**Supplied records:**

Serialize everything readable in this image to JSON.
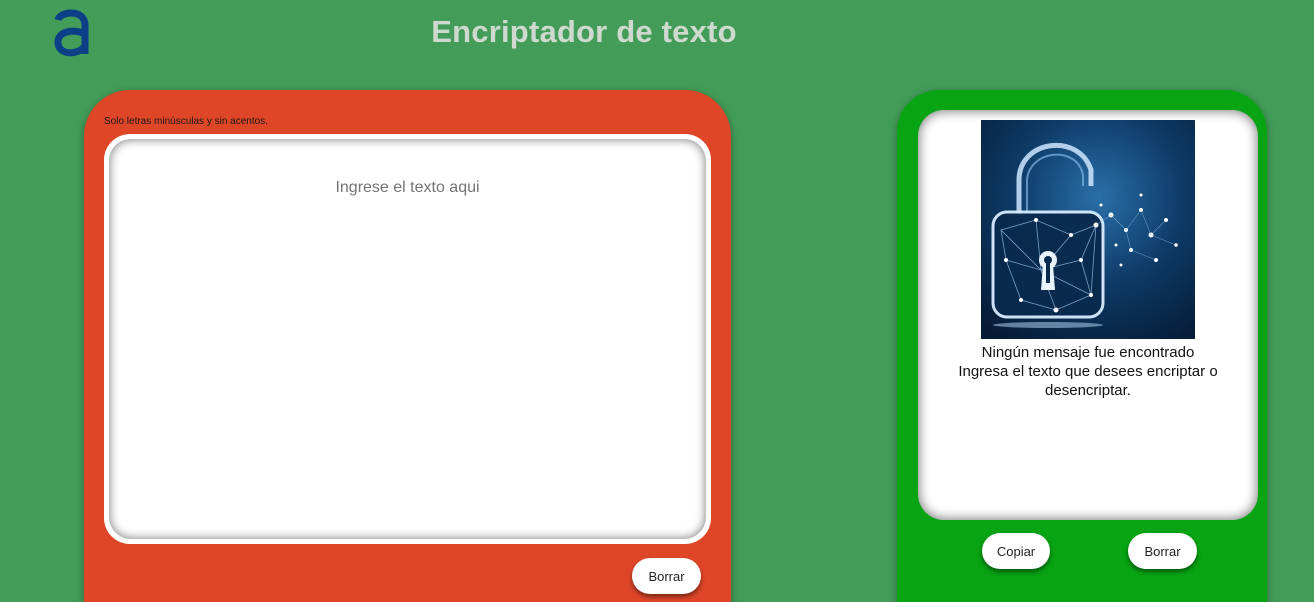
{
  "header": {
    "title": "Encriptador de texto",
    "logo_letter": "a",
    "logo_color": "#0b3f86"
  },
  "input_panel": {
    "hint": "Solo letras minúsculas y sin acentos.",
    "placeholder": "Ingrese el texto aqui",
    "value": "",
    "clear_label": "Borrar",
    "background": "#df4628"
  },
  "output_panel": {
    "image_icon": "padlock-network-icon",
    "empty_title": "Ningún mensaje fue encontrado",
    "empty_body": "Ingresa el texto que desees encriptar o desencriptar.",
    "copy_label": "Copiar",
    "clear_label": "Borrar",
    "background": "#08a413"
  },
  "colors": {
    "page_background": "#439d59",
    "title_color": "#cfd9d0"
  }
}
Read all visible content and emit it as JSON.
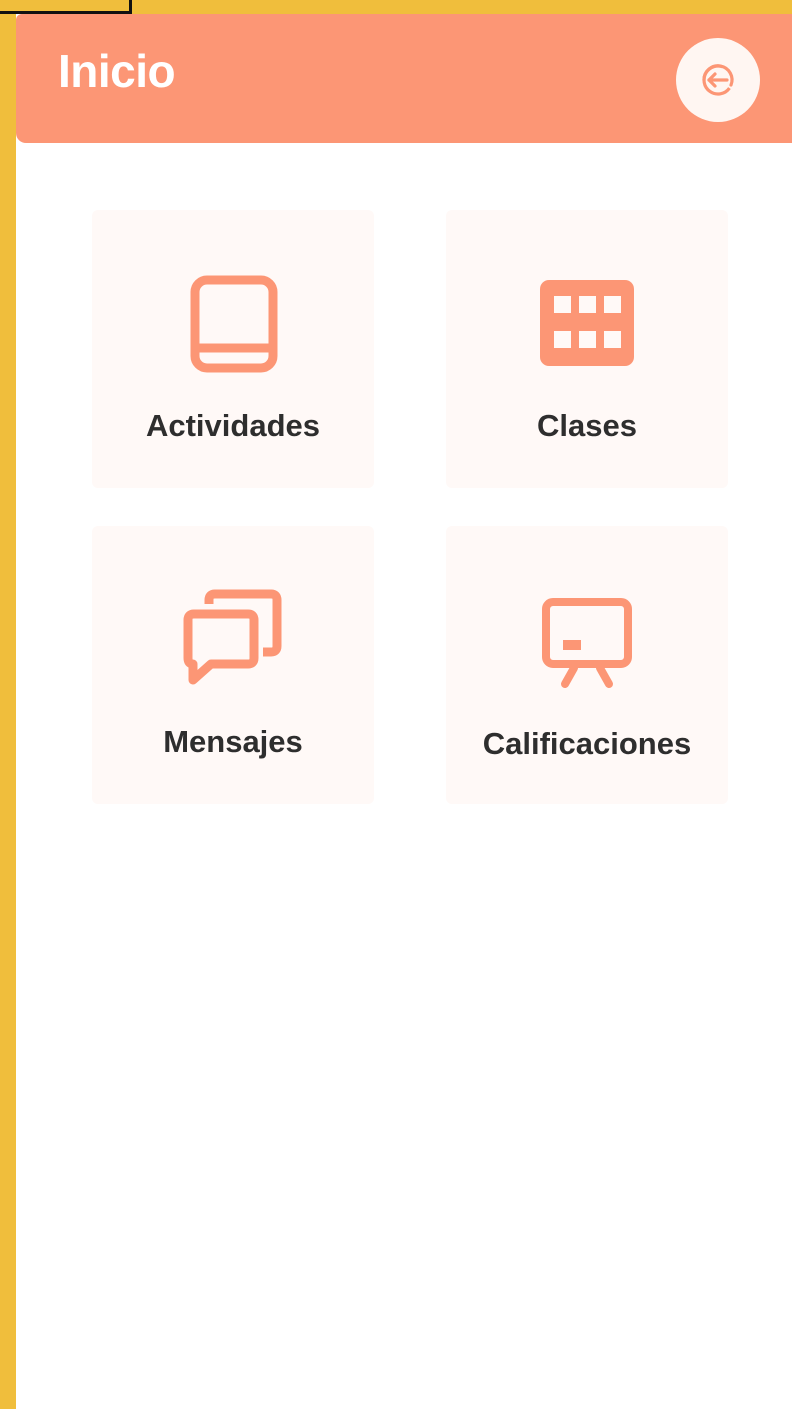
{
  "header": {
    "title": "Inicio",
    "logout_icon": "logout-icon"
  },
  "tiles": [
    {
      "label": "Actividades",
      "icon": "book-icon"
    },
    {
      "label": "Clases",
      "icon": "grid-icon"
    },
    {
      "label": "Mensajes",
      "icon": "chat-bubbles-icon"
    },
    {
      "label": "Calificaciones",
      "icon": "presentation-board-icon"
    }
  ],
  "colors": {
    "accent": "#FC9675",
    "tile_background": "#FFF9F7",
    "outer_background": "#F0BE3C",
    "text": "#2E2E2E"
  }
}
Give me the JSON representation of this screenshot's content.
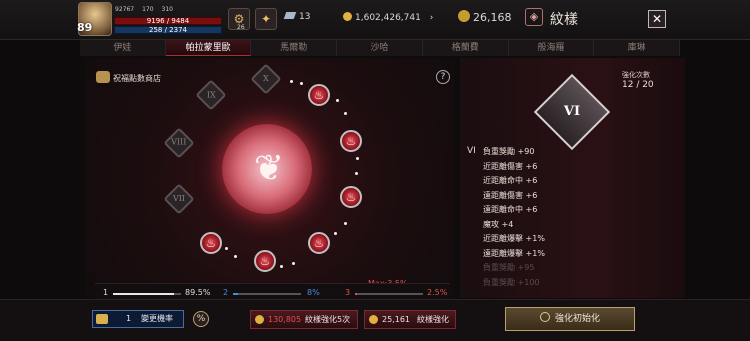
{
  "header": {
    "level": "89",
    "stats": [
      "92767",
      "170",
      "310"
    ],
    "hp": "9196 / 9484",
    "mp": "258 / 2374",
    "buff_icon_label": "26",
    "gems": "13",
    "gold": "1,602,426,741",
    "currency": "26,168",
    "title": "紋樣",
    "close_label": "✕"
  },
  "tabs": [
    "伊娃",
    "帕拉蒙里歐",
    "馬爾勒",
    "沙哈",
    "格蘭費",
    "般海羅",
    "庫琳"
  ],
  "active_tab": 1,
  "shop_label": "祝福點數商店",
  "help_label": "?",
  "locked_nodes": [
    "X",
    "IX",
    "VIII",
    "VII"
  ],
  "emblem_label": "VI",
  "enhance": {
    "label": "強化次數",
    "value": "12 / 20"
  },
  "tier": "VI",
  "effects": [
    {
      "text": "負重獎勵 +90",
      "fade": false
    },
    {
      "text": "近距離傷害 +6",
      "fade": false
    },
    {
      "text": "近距離命中 +6",
      "fade": false
    },
    {
      "text": "遠距離傷害 +6",
      "fade": false
    },
    {
      "text": "遠距離命中 +6",
      "fade": false
    },
    {
      "text": "魔攻 +4",
      "fade": false
    },
    {
      "text": "近距離爆擊 +1%",
      "fade": false
    },
    {
      "text": "遠距離爆擊 +1%",
      "fade": false
    },
    {
      "text": "負重獎勵 +95",
      "fade": true
    },
    {
      "text": "負重獎勵 +100",
      "fade": true
    }
  ],
  "rates": [
    {
      "label": "1",
      "value": "89.5%",
      "color": "#e8e8e8",
      "fill": 0.895
    },
    {
      "label": "2",
      "value": "8%",
      "color": "#4a8ae0",
      "fill": 0.08
    },
    {
      "label": "3",
      "value": "2.5%",
      "color": "#e05050",
      "fill": 0.025
    }
  ],
  "max_rate": "Max:3.5%",
  "bottom": {
    "rate_count": "1",
    "rate_label": "變更機率",
    "pct_label": "%",
    "enhance5_price": "130,805",
    "enhance5_label": "紋樣強化5次",
    "enhance_price": "25,161",
    "enhance_label": "紋樣強化",
    "reset_label": "強化初始化"
  },
  "colors": {
    "accent": "#c0303f",
    "gold": "#e0b040"
  }
}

**What is being asked:** Transcribe the material exactly, and leave out whatever pictures it holds.

**Worked answer:**
Serialize everything readable in this image to JSON.
{
  "header": {
    "title": "Encriptador de texto",
    "logo_letter": "a",
    "logo_color": "#0b3f86"
  },
  "input_panel": {
    "hint": "Solo letras minúsculas y sin acentos.",
    "placeholder": "Ingrese el texto aqui",
    "value": "",
    "clear_label": "Borrar",
    "background": "#df4628"
  },
  "output_panel": {
    "image_icon": "padlock-network-icon",
    "empty_title": "Ningún mensaje fue encontrado",
    "empty_body": "Ingresa el texto que desees encriptar o desencriptar.",
    "copy_label": "Copiar",
    "clear_label": "Borrar",
    "background": "#08a413"
  },
  "colors": {
    "page_background": "#439d59",
    "title_color": "#cfd9d0"
  }
}
Read all visible content and emit it as JSON.
{
  "header": {
    "title": "Inicio",
    "logout_icon": "logout-icon"
  },
  "tiles": [
    {
      "label": "Actividades",
      "icon": "book-icon"
    },
    {
      "label": "Clases",
      "icon": "grid-icon"
    },
    {
      "label": "Mensajes",
      "icon": "chat-bubbles-icon"
    },
    {
      "label": "Calificaciones",
      "icon": "presentation-board-icon"
    }
  ],
  "colors": {
    "accent": "#FC9675",
    "tile_background": "#FFF9F7",
    "outer_background": "#F0BE3C",
    "text": "#2E2E2E"
  }
}
Give me the JSON representation of this screenshot's content.
{
  "header": {
    "level": "89",
    "stats": [
      "92767",
      "170",
      "310"
    ],
    "hp": "9196 / 9484",
    "mp": "258 / 2374",
    "buff_icon_label": "26",
    "gems": "13",
    "gold": "1,602,426,741",
    "currency": "26,168",
    "title": "紋樣",
    "close_label": "✕"
  },
  "tabs": [
    "伊娃",
    "帕拉蒙里歐",
    "馬爾勒",
    "沙哈",
    "格蘭費",
    "般海羅",
    "庫琳"
  ],
  "active_tab": 1,
  "shop_label": "祝福點數商店",
  "help_label": "?",
  "locked_nodes": [
    "X",
    "IX",
    "VIII",
    "VII"
  ],
  "emblem_label": "VI",
  "enhance": {
    "label": "強化次數",
    "value": "12 / 20"
  },
  "tier": "VI",
  "effects": [
    {
      "text": "負重獎勵 +90",
      "fade": false
    },
    {
      "text": "近距離傷害 +6",
      "fade": false
    },
    {
      "text": "近距離命中 +6",
      "fade": false
    },
    {
      "text": "遠距離傷害 +6",
      "fade": false
    },
    {
      "text": "遠距離命中 +6",
      "fade": false
    },
    {
      "text": "魔攻 +4",
      "fade": false
    },
    {
      "text": "近距離爆擊 +1%",
      "fade": false
    },
    {
      "text": "遠距離爆擊 +1%",
      "fade": false
    },
    {
      "text": "負重獎勵 +95",
      "fade": true
    },
    {
      "text": "負重獎勵 +100",
      "fade": true
    }
  ],
  "rates": [
    {
      "label": "1",
      "value": "89.5%",
      "color": "#e8e8e8",
      "fill": 0.895
    },
    {
      "label": "2",
      "value": "8%",
      "color": "#4a8ae0",
      "fill": 0.08
    },
    {
      "label": "3",
      "value": "2.5%",
      "color": "#e05050",
      "fill": 0.025
    }
  ],
  "max_rate": "Max:3.5%",
  "bottom": {
    "rate_count": "1",
    "rate_label": "變更機率",
    "pct_label": "%",
    "enhance5_price": "130,805",
    "enhance5_label": "紋樣強化5次",
    "enhance_price": "25,161",
    "enhance_label": "紋樣強化",
    "reset_label": "強化初始化"
  },
  "colors": {
    "accent": "#c0303f",
    "gold": "#e0b040"
  }
}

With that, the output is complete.